→ Requirement: Your job is to retype all of the data word for word, leaving every image out.

─── Entries supplied

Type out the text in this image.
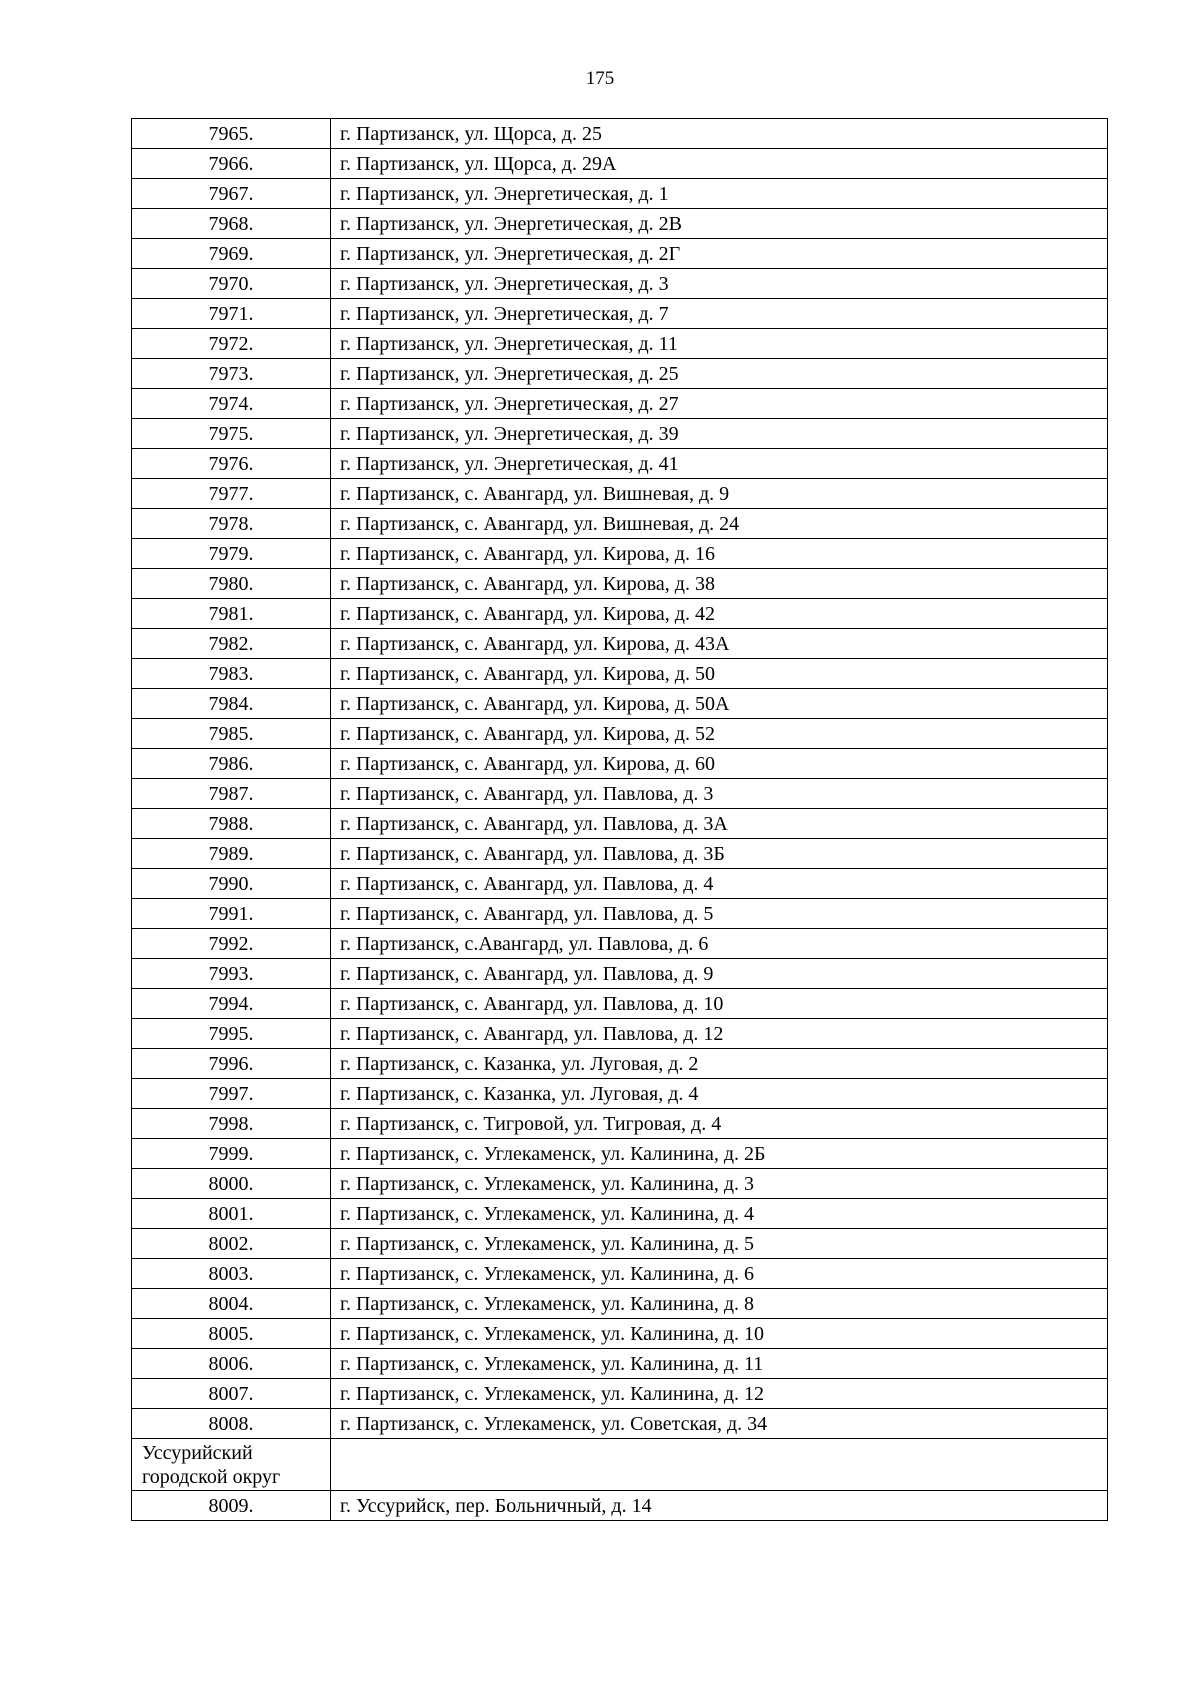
175
7965.	г. Партизанск, ул. Щорса, д. 25
7966.	г. Партизанск, ул. Щорса, д. 29А
7967.	г. Партизанск, ул. Энергетическая, д. 1
7968.	г. Партизанск, ул. Энергетическая, д. 2В
7969.	г. Партизанск, ул. Энергетическая, д. 2Г
7970.	г. Партизанск, ул. Энергетическая, д. 3
7971.	г. Партизанск, ул. Энергетическая, д. 7
7972.	г. Партизанск, ул. Энергетическая, д. 11
7973.	г. Партизанск, ул. Энергетическая, д. 25
7974.	г. Партизанск, ул. Энергетическая, д. 27
7975.	г. Партизанск, ул. Энергетическая, д. 39
7976.	г. Партизанск, ул. Энергетическая, д. 41
7977.	г. Партизанск, с. Авангард, ул. Вишневая, д. 9
7978.	г. Партизанск, с. Авангард, ул. Вишневая, д. 24
7979.	г. Партизанск, с. Авангард, ул. Кирова, д. 16
7980.	г. Партизанск, с. Авангард, ул. Кирова, д. 38
7981.	г. Партизанск, с. Авангард, ул. Кирова, д. 42
7982.	г. Партизанск, с. Авангард, ул. Кирова, д. 43А
7983.	г. Партизанск, с. Авангард, ул. Кирова, д. 50
7984.	г. Партизанск, с. Авангард, ул. Кирова, д. 50А
7985.	г. Партизанск, с. Авангард, ул. Кирова, д. 52
7986.	г. Партизанск, с. Авангард, ул. Кирова, д. 60
7987.	г. Партизанск, с. Авангард, ул. Павлова, д. 3
7988.	г. Партизанск, с. Авангард, ул. Павлова, д. 3А
7989.	г. Партизанск, с. Авангард, ул. Павлова, д. 3Б
7990.	г. Партизанск, с. Авангард, ул. Павлова, д. 4
7991.	г. Партизанск, с. Авангард, ул. Павлова, д. 5
7992.	г. Партизанск, с.Авангард, ул. Павлова, д. 6
7993.	г. Партизанск, с. Авангард, ул. Павлова, д. 9
7994.	г. Партизанск, с. Авангард, ул. Павлова, д. 10
7995.	г. Партизанск, с. Авангард, ул. Павлова, д. 12
7996.	г. Партизанск, с. Казанка, ул. Луговая, д. 2
7997.	г. Партизанск, с. Казанка, ул. Луговая, д. 4
7998.	г. Партизанск, с. Тигровой, ул. Тигровая, д. 4
7999.	г. Партизанск, с. Углекаменск, ул. Калинина, д. 2Б
8000.	г. Партизанск, с. Углекаменск, ул. Калинина, д. 3
8001.	г. Партизанск, с. Углекаменск, ул. Калинина, д. 4
8002.	г. Партизанск, с. Углекаменск, ул. Калинина, д. 5
8003.	г. Партизанск, с. Углекаменск, ул. Калинина, д. 6
8004.	г. Партизанск, с. Углекаменск, ул. Калинина, д. 8
8005.	г. Партизанск, с. Углекаменск, ул. Калинина, д. 10
8006.	г. Партизанск, с. Углекаменск, ул. Калинина, д. 11
8007.	г. Партизанск, с. Углекаменск, ул. Калинина, д. 12
8008.	г. Партизанск, с. Углекаменск, ул. Советская, д. 34
Уссурийский
городской округ	
8009.	г. Уссурийск, пер. Больничный, д. 14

──────

→ Full output:
Type out the text in this image.
175
7965.	г. Партизанск, ул. Щорса, д. 25
7966.	г. Партизанск, ул. Щорса, д. 29А
7967.	г. Партизанск, ул. Энергетическая, д. 1
7968.	г. Партизанск, ул. Энергетическая, д. 2В
7969.	г. Партизанск, ул. Энергетическая, д. 2Г
7970.	г. Партизанск, ул. Энергетическая, д. 3
7971.	г. Партизанск, ул. Энергетическая, д. 7
7972.	г. Партизанск, ул. Энергетическая, д. 11
7973.	г. Партизанск, ул. Энергетическая, д. 25
7974.	г. Партизанск, ул. Энергетическая, д. 27
7975.	г. Партизанск, ул. Энергетическая, д. 39
7976.	г. Партизанск, ул. Энергетическая, д. 41
7977.	г. Партизанск, с. Авангард, ул. Вишневая, д. 9
7978.	г. Партизанск, с. Авангард, ул. Вишневая, д. 24
7979.	г. Партизанск, с. Авангард, ул. Кирова, д. 16
7980.	г. Партизанск, с. Авангард, ул. Кирова, д. 38
7981.	г. Партизанск, с. Авангард, ул. Кирова, д. 42
7982.	г. Партизанск, с. Авангард, ул. Кирова, д. 43А
7983.	г. Партизанск, с. Авангард, ул. Кирова, д. 50
7984.	г. Партизанск, с. Авангард, ул. Кирова, д. 50А
7985.	г. Партизанск, с. Авангард, ул. Кирова, д. 52
7986.	г. Партизанск, с. Авангард, ул. Кирова, д. 60
7987.	г. Партизанск, с. Авангард, ул. Павлова, д. 3
7988.	г. Партизанск, с. Авангард, ул. Павлова, д. 3А
7989.	г. Партизанск, с. Авангард, ул. Павлова, д. 3Б
7990.	г. Партизанск, с. Авангард, ул. Павлова, д. 4
7991.	г. Партизанск, с. Авангард, ул. Павлова, д. 5
7992.	г. Партизанск, с.Авангард, ул. Павлова, д. 6
7993.	г. Партизанск, с. Авангард, ул. Павлова, д. 9
7994.	г. Партизанск, с. Авангард, ул. Павлова, д. 10
7995.	г. Партизанск, с. Авангард, ул. Павлова, д. 12
7996.	г. Партизанск, с. Казанка, ул. Луговая, д. 2
7997.	г. Партизанск, с. Казанка, ул. Луговая, д. 4
7998.	г. Партизанск, с. Тигровой, ул. Тигровая, д. 4
7999.	г. Партизанск, с. Углекаменск, ул. Калинина, д. 2Б
8000.	г. Партизанск, с. Углекаменск, ул. Калинина, д. 3
8001.	г. Партизанск, с. Углекаменск, ул. Калинина, д. 4
8002.	г. Партизанск, с. Углекаменск, ул. Калинина, д. 5
8003.	г. Партизанск, с. Углекаменск, ул. Калинина, д. 6
8004.	г. Партизанск, с. Углекаменск, ул. Калинина, д. 8
8005.	г. Партизанск, с. Углекаменск, ул. Калинина, д. 10
8006.	г. Партизанск, с. Углекаменск, ул. Калинина, д. 11
8007.	г. Партизанск, с. Углекаменск, ул. Калинина, д. 12
8008.	г. Партизанск, с. Углекаменск, ул. Советская, д. 34
Уссурийский
городской округ	
8009.	г. Уссурийск, пер. Больничный, д. 14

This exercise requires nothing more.